• _INSTRUCTION_: Edit the listing below by changing every "legend-swatch" to "legend-marker", leaving all other text unchanged.

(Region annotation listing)
*-*-*

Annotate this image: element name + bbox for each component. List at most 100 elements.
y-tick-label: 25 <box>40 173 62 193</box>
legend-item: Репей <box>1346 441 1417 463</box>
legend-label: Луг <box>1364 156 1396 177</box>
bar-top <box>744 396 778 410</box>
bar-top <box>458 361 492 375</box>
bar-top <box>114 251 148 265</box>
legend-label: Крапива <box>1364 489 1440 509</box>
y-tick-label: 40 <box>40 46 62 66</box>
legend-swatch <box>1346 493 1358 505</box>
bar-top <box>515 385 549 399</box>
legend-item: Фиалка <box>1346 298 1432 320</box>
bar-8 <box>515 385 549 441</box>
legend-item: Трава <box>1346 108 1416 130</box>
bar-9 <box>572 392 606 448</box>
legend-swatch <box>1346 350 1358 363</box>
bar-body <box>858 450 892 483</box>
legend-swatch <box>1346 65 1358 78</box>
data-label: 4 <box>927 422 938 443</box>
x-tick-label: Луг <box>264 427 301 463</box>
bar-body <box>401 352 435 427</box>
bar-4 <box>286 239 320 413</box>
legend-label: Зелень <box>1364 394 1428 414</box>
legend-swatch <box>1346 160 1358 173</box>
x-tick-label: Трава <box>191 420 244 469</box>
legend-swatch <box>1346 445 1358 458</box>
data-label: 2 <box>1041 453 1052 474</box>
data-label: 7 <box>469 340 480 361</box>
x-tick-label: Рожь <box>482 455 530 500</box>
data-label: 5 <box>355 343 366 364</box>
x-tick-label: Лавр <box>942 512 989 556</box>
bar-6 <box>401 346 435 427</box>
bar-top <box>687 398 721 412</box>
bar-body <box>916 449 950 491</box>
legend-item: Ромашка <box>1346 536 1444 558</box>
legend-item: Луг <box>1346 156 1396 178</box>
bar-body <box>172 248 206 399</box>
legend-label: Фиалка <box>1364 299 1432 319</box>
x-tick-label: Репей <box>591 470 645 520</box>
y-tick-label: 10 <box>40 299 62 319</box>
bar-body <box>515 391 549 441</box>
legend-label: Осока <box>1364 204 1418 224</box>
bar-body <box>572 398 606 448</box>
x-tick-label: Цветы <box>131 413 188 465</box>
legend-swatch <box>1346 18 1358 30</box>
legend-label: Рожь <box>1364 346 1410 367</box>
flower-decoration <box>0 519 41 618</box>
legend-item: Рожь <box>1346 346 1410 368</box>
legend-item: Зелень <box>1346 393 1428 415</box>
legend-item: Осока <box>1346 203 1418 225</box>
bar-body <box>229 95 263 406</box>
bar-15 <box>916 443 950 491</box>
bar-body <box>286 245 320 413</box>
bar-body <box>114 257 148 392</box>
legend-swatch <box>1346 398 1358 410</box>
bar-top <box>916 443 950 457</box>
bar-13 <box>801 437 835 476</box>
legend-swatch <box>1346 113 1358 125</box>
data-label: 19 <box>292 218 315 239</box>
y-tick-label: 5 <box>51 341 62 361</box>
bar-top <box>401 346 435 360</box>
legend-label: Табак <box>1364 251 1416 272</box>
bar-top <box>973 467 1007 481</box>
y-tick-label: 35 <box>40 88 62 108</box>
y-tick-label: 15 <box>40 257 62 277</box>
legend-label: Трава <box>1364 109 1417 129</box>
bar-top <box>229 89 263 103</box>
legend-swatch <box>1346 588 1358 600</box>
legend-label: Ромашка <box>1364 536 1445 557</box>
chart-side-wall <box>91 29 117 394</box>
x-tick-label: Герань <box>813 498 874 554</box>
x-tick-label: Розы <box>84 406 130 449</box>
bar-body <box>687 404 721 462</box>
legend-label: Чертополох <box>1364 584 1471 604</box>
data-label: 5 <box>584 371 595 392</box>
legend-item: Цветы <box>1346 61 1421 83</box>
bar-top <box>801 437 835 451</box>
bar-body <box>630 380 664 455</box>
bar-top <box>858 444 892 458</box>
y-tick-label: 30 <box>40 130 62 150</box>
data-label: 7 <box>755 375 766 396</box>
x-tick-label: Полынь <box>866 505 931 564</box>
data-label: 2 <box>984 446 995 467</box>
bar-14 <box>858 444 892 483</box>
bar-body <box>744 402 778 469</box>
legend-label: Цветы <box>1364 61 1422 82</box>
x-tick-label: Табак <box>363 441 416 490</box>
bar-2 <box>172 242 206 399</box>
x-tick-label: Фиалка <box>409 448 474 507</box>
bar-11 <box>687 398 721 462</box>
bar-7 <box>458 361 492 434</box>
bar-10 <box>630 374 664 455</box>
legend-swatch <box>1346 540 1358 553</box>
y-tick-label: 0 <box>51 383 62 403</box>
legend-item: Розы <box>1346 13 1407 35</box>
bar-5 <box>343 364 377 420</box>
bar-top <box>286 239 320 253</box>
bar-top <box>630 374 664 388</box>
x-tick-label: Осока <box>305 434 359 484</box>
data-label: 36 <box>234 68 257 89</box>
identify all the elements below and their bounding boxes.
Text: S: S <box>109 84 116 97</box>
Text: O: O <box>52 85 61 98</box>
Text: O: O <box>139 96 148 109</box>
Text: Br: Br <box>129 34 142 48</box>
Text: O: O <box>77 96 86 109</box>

*-*-*

• _IN RESPONSE_:
Annotate this image: element name + bbox for each component. List at most 100 elements.
y-tick-label: 25 <box>40 173 62 193</box>
legend-item: Репей <box>1346 441 1417 463</box>
legend-label: Луг <box>1364 156 1396 177</box>
bar-top <box>744 396 778 410</box>
bar-top <box>458 361 492 375</box>
bar-top <box>114 251 148 265</box>
legend-label: Крапива <box>1364 489 1440 509</box>
y-tick-label: 40 <box>40 46 62 66</box>
legend-marker <box>1346 493 1358 505</box>
bar-top <box>515 385 549 399</box>
legend-item: Фиалка <box>1346 298 1432 320</box>
bar-8 <box>515 385 549 441</box>
legend-item: Трава <box>1346 108 1416 130</box>
bar-9 <box>572 392 606 448</box>
legend-marker <box>1346 350 1358 363</box>
bar-body <box>858 450 892 483</box>
legend-marker <box>1346 65 1358 78</box>
data-label: 4 <box>927 422 938 443</box>
x-tick-label: Луг <box>264 427 301 463</box>
bar-body <box>401 352 435 427</box>
bar-4 <box>286 239 320 413</box>
legend-label: Зелень <box>1364 394 1428 414</box>
legend-marker <box>1346 160 1358 173</box>
x-tick-label: Трава <box>191 420 244 469</box>
legend-marker <box>1346 445 1358 458</box>
data-label: 2 <box>1041 453 1052 474</box>
data-label: 7 <box>469 340 480 361</box>
x-tick-label: Рожь <box>482 455 530 500</box>
data-label: 5 <box>355 343 366 364</box>
x-tick-label: Лавр <box>942 512 989 556</box>
bar-6 <box>401 346 435 427</box>
bar-top <box>687 398 721 412</box>
bar-body <box>916 449 950 491</box>
legend-item: Ромашка <box>1346 536 1444 558</box>
legend-item: Луг <box>1346 156 1396 178</box>
bar-body <box>172 248 206 399</box>
legend-label: Фиалка <box>1364 299 1432 319</box>
x-tick-label: Репей <box>591 470 645 520</box>
y-tick-label: 10 <box>40 299 62 319</box>
bar-body <box>515 391 549 441</box>
legend-label: Осока <box>1364 204 1418 224</box>
bar-body <box>572 398 606 448</box>
x-tick-label: Цветы <box>131 413 188 465</box>
legend-marker <box>1346 18 1358 30</box>
legend-label: Рожь <box>1364 346 1410 367</box>
flower-decoration <box>0 519 41 618</box>
legend-item: Рожь <box>1346 346 1410 368</box>
legend-item: Зелень <box>1346 393 1428 415</box>
legend-item: Осока <box>1346 203 1418 225</box>
bar-body <box>229 95 263 406</box>
bar-15 <box>916 443 950 491</box>
bar-body <box>286 245 320 413</box>
bar-body <box>114 257 148 392</box>
legend-marker <box>1346 398 1358 410</box>
bar-top <box>916 443 950 457</box>
bar-13 <box>801 437 835 476</box>
legend-marker <box>1346 113 1358 125</box>
data-label: 19 <box>292 218 315 239</box>
y-tick-label: 5 <box>51 341 62 361</box>
bar-top <box>401 346 435 360</box>
legend-label: Табак <box>1364 251 1416 272</box>
bar-top <box>973 467 1007 481</box>
y-tick-label: 35 <box>40 88 62 108</box>
y-tick-label: 15 <box>40 257 62 277</box>
legend-label: Трава <box>1364 109 1417 129</box>
bar-top <box>229 89 263 103</box>
legend-marker <box>1346 588 1358 600</box>
legend-label: Ромашка <box>1364 536 1445 557</box>
chart-side-wall <box>91 29 117 394</box>
x-tick-label: Герань <box>813 498 874 554</box>
x-tick-label: Розы <box>84 406 130 449</box>
bar-body <box>687 404 721 462</box>
legend-label: Чертополох <box>1364 584 1471 604</box>
data-label: 5 <box>584 371 595 392</box>
legend-item: Цветы <box>1346 61 1421 83</box>
bar-top <box>801 437 835 451</box>
bar-body <box>630 380 664 455</box>
bar-top <box>858 444 892 458</box>
y-tick-label: 30 <box>40 130 62 150</box>
data-label: 7 <box>755 375 766 396</box>
x-tick-label: Полынь <box>866 505 931 564</box>
data-label: 2 <box>984 446 995 467</box>
bar-14 <box>858 444 892 483</box>
bar-body <box>744 402 778 469</box>
legend-label: Цветы <box>1364 61 1422 82</box>
x-tick-label: Табак <box>363 441 416 490</box>
bar-2 <box>172 242 206 399</box>
x-tick-label: Фиалка <box>409 448 474 507</box>
bar-11 <box>687 398 721 462</box>
bar-7 <box>458 361 492 434</box>
bar-10 <box>630 374 664 455</box>
legend-marker <box>1346 540 1358 553</box>
y-tick-label: 0 <box>51 383 62 403</box>
legend-item: Розы <box>1346 13 1407 35</box>
bar-5 <box>343 364 377 420</box>
bar-top <box>286 239 320 253</box>
bar-top <box>630 374 664 388</box>
x-tick-label: Осока <box>305 434 359 484</box>
data-label: 36 <box>234 68 257 89</box>
identify all the elements below and their bounding boxes.
Text: S: S <box>109 84 116 97</box>
Text: O: O <box>52 85 61 98</box>
Text: O: O <box>139 96 148 109</box>
Text: Br: Br <box>129 34 142 48</box>
Text: O: O <box>77 96 86 109</box>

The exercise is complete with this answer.